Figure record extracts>
++++
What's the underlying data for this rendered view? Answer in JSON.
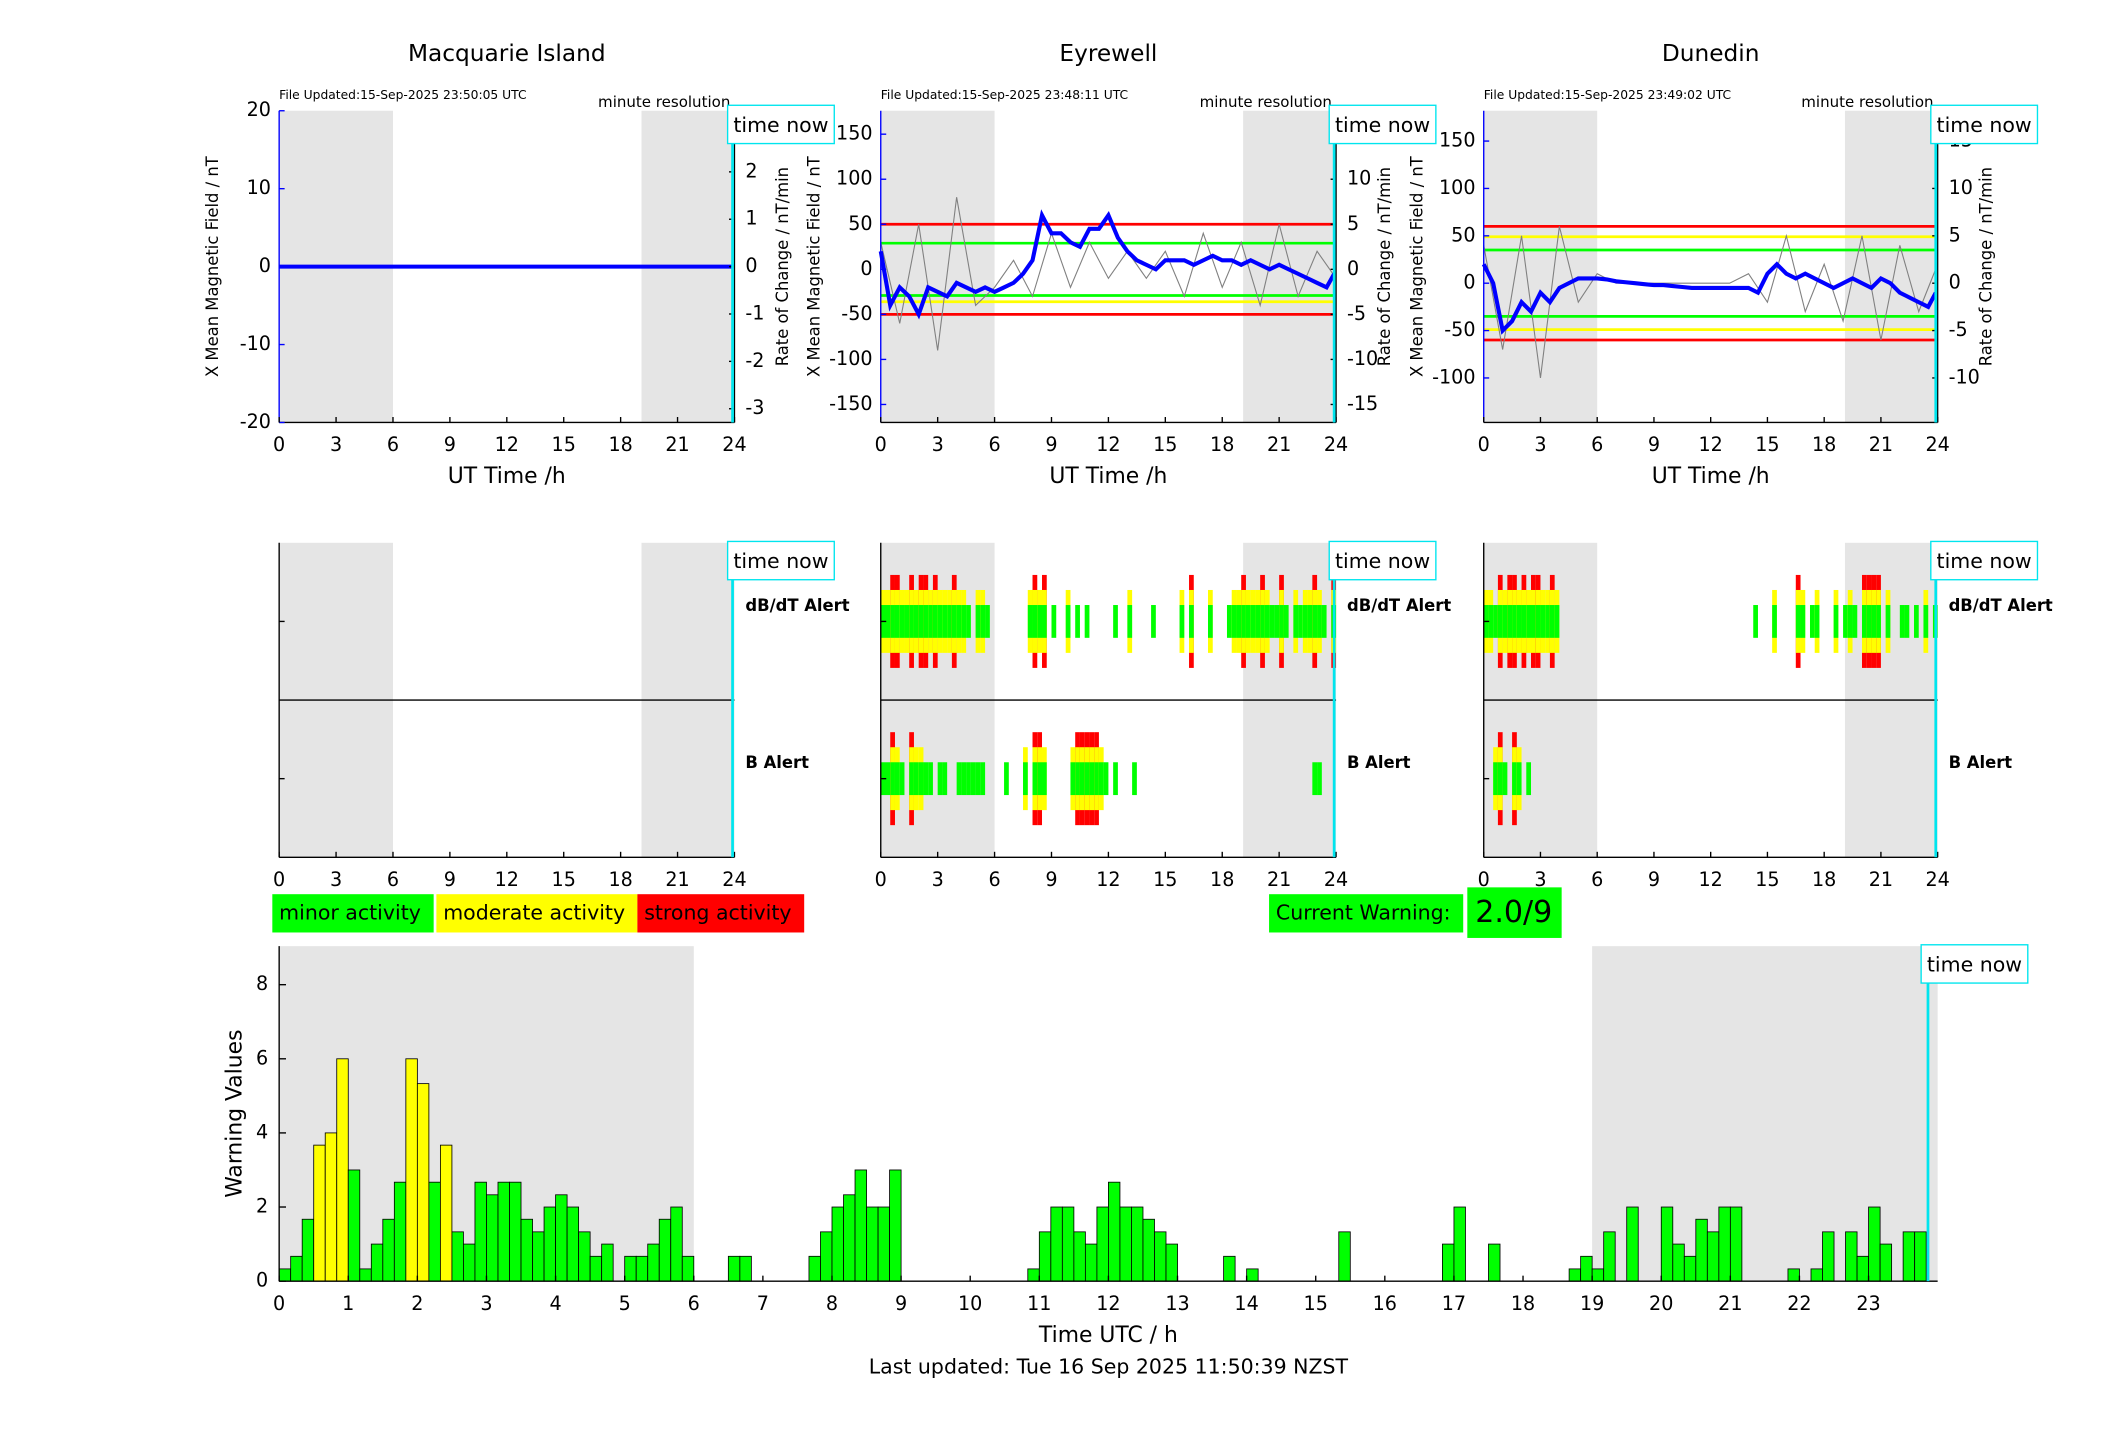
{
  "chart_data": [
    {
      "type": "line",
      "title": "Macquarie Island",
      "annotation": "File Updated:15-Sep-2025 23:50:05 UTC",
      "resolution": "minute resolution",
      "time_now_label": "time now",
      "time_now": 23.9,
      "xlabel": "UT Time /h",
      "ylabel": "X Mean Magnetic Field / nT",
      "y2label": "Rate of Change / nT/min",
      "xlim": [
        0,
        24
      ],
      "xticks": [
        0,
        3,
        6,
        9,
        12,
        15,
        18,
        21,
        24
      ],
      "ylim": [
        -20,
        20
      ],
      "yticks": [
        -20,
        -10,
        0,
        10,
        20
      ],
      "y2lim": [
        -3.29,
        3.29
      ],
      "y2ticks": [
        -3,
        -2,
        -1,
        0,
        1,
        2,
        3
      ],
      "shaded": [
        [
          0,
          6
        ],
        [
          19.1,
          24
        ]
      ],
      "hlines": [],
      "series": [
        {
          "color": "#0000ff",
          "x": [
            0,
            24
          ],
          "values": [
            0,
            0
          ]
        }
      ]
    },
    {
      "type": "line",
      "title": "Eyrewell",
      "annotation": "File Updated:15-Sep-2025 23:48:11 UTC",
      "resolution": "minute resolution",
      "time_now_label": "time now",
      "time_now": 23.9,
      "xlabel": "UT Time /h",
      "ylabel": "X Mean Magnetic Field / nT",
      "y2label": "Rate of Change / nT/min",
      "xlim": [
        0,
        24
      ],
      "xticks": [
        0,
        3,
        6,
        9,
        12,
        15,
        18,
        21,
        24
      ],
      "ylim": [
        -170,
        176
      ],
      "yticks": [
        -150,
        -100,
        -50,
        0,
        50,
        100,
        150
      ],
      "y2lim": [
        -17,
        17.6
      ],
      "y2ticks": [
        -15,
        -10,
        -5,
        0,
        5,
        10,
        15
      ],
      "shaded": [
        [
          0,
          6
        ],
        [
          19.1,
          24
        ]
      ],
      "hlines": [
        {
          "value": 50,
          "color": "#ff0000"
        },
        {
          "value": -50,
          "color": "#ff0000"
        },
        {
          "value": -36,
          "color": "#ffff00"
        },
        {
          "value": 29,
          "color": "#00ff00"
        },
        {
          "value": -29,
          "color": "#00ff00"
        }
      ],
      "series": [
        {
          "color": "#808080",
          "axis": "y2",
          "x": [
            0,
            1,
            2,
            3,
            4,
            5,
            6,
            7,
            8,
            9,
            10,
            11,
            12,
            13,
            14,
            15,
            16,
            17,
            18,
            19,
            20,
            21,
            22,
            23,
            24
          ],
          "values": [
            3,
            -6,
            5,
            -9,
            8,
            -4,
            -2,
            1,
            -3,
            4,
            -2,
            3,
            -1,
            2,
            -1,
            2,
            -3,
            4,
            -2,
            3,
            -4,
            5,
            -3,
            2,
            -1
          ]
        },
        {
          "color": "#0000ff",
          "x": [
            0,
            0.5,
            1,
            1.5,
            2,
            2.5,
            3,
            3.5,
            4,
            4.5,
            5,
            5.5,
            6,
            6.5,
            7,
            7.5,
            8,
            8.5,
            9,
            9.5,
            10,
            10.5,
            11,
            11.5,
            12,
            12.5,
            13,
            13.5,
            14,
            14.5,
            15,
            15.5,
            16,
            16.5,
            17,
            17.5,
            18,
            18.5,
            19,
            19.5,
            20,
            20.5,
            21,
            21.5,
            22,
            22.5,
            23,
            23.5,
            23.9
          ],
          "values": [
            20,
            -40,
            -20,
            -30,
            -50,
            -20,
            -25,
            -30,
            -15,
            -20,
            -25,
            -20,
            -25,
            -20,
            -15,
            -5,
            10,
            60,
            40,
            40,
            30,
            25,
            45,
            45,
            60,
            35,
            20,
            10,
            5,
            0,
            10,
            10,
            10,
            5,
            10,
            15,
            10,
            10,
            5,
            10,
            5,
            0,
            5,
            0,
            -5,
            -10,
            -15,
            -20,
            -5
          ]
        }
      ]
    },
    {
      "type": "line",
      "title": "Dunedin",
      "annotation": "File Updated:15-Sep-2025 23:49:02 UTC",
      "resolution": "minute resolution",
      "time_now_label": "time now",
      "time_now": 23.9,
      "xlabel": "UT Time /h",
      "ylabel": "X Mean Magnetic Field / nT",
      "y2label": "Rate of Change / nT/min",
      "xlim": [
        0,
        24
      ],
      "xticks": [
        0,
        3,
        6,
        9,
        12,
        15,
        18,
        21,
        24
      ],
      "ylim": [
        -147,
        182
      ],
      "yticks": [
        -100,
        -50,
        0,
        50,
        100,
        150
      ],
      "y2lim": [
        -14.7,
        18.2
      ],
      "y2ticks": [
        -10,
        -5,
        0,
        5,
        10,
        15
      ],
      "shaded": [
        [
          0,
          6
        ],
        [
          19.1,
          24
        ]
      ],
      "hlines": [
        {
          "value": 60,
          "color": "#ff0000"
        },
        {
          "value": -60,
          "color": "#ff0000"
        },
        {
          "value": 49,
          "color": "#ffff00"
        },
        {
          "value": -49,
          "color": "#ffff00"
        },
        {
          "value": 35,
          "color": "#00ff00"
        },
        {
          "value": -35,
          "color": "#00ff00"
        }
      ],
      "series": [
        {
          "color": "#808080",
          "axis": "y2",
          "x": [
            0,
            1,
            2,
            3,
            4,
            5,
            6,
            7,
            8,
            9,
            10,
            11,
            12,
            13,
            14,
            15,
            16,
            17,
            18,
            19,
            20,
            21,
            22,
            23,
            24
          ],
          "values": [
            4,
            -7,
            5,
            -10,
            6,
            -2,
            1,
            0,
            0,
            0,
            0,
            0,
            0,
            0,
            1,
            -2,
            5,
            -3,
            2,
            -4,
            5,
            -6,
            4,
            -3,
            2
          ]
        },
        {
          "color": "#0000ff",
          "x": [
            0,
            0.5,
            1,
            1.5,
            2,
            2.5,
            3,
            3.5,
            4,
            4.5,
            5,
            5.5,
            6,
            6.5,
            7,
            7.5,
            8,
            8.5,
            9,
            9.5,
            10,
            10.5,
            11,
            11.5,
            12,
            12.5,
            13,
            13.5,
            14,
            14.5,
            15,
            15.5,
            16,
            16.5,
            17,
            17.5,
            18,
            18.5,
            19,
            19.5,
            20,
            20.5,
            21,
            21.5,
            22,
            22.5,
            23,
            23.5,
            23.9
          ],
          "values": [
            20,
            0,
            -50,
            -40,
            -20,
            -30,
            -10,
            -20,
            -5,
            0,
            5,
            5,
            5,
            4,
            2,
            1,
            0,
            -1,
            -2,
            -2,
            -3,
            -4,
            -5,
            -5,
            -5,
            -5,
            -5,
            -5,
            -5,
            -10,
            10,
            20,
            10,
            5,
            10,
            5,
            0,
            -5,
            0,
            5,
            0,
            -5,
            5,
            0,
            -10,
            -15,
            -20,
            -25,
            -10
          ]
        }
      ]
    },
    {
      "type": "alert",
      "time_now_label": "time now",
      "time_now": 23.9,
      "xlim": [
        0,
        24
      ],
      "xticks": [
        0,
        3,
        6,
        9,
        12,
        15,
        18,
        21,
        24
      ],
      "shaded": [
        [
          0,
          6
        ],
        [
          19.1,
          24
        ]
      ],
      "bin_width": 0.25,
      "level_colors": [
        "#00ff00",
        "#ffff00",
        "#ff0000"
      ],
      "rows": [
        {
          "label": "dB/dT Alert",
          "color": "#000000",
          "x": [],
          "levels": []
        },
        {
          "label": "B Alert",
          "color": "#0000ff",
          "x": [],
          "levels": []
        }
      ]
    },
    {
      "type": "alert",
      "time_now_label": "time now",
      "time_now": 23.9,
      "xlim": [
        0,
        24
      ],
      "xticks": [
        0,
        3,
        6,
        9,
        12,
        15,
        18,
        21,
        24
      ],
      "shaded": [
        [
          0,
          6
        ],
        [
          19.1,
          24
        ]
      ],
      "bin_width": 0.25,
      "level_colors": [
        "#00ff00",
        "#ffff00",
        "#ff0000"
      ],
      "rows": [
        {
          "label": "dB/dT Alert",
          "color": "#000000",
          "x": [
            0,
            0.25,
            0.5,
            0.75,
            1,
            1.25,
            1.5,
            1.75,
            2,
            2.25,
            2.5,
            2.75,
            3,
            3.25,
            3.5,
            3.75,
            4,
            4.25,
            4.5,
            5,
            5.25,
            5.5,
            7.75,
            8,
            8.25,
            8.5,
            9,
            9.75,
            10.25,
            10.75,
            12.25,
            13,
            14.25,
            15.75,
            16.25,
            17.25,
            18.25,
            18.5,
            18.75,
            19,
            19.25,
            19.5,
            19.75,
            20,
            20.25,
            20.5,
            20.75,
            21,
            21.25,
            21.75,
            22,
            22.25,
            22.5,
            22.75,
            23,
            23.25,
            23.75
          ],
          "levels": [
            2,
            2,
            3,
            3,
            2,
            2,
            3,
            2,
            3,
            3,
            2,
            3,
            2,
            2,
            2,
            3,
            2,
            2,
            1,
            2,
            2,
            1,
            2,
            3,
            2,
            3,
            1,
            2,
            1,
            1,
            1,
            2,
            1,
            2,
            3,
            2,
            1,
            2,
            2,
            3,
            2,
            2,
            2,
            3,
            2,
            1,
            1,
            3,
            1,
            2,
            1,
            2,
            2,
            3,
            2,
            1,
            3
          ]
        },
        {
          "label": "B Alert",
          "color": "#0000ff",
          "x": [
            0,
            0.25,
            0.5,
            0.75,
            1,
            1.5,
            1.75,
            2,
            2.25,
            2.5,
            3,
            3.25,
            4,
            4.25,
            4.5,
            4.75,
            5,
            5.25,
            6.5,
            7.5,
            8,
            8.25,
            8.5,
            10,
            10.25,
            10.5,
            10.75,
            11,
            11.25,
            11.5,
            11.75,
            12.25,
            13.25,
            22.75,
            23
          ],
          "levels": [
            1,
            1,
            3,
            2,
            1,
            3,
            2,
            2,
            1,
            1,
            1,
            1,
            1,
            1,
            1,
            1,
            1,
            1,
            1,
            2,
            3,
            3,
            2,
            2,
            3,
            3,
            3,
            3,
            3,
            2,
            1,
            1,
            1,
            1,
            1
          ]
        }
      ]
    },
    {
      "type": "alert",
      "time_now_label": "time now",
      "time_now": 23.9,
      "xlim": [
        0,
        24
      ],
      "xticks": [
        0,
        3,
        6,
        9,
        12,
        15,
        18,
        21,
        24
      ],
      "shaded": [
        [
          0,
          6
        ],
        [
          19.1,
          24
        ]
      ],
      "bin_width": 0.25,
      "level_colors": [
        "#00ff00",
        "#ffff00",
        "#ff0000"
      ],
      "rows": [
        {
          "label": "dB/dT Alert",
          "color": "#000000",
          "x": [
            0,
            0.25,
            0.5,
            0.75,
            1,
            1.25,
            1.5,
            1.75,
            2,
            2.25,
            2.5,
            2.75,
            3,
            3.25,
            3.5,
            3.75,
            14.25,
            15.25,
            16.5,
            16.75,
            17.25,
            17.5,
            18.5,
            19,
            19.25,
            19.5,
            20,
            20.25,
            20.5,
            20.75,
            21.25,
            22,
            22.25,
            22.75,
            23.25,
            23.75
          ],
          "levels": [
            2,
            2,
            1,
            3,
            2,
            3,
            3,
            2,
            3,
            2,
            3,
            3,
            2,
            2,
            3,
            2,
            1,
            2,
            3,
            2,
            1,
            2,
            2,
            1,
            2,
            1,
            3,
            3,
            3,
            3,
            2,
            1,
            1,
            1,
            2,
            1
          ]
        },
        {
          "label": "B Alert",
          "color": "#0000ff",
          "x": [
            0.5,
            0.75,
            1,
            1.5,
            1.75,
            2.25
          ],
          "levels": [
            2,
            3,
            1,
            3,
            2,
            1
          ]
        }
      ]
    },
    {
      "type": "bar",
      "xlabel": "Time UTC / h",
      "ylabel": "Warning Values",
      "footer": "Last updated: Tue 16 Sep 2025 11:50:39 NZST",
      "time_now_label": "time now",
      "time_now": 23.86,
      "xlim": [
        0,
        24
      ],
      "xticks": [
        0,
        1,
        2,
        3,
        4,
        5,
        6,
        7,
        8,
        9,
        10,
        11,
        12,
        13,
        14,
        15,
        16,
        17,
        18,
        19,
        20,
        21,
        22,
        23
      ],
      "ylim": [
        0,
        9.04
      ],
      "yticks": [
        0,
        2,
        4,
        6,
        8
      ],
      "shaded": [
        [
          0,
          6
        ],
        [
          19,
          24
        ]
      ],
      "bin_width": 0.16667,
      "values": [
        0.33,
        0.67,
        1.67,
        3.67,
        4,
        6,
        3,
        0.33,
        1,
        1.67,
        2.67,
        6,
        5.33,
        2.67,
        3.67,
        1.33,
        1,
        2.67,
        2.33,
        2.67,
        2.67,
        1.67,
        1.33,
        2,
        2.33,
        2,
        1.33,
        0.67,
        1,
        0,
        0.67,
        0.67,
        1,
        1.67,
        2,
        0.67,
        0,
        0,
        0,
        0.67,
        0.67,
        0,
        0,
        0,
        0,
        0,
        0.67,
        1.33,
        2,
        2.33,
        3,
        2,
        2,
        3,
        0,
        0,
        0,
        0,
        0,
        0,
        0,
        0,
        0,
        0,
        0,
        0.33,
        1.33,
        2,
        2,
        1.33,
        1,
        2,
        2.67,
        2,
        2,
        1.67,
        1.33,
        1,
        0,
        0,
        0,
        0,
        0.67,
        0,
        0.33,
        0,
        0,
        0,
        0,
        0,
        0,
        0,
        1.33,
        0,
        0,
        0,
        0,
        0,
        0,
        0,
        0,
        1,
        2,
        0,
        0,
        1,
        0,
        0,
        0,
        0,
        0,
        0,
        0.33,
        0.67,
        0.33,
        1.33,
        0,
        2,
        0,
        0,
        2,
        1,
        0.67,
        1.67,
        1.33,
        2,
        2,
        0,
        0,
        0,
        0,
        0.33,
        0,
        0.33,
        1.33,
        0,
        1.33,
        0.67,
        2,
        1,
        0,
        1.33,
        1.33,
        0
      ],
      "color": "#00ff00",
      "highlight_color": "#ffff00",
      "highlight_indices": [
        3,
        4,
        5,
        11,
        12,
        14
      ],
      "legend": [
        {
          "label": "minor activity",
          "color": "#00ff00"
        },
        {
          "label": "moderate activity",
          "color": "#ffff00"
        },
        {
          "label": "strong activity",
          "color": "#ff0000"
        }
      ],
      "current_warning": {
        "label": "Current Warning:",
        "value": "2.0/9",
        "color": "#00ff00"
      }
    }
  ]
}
++++
What is the number of lines in these records that contain "File"? Reply with the number only.

3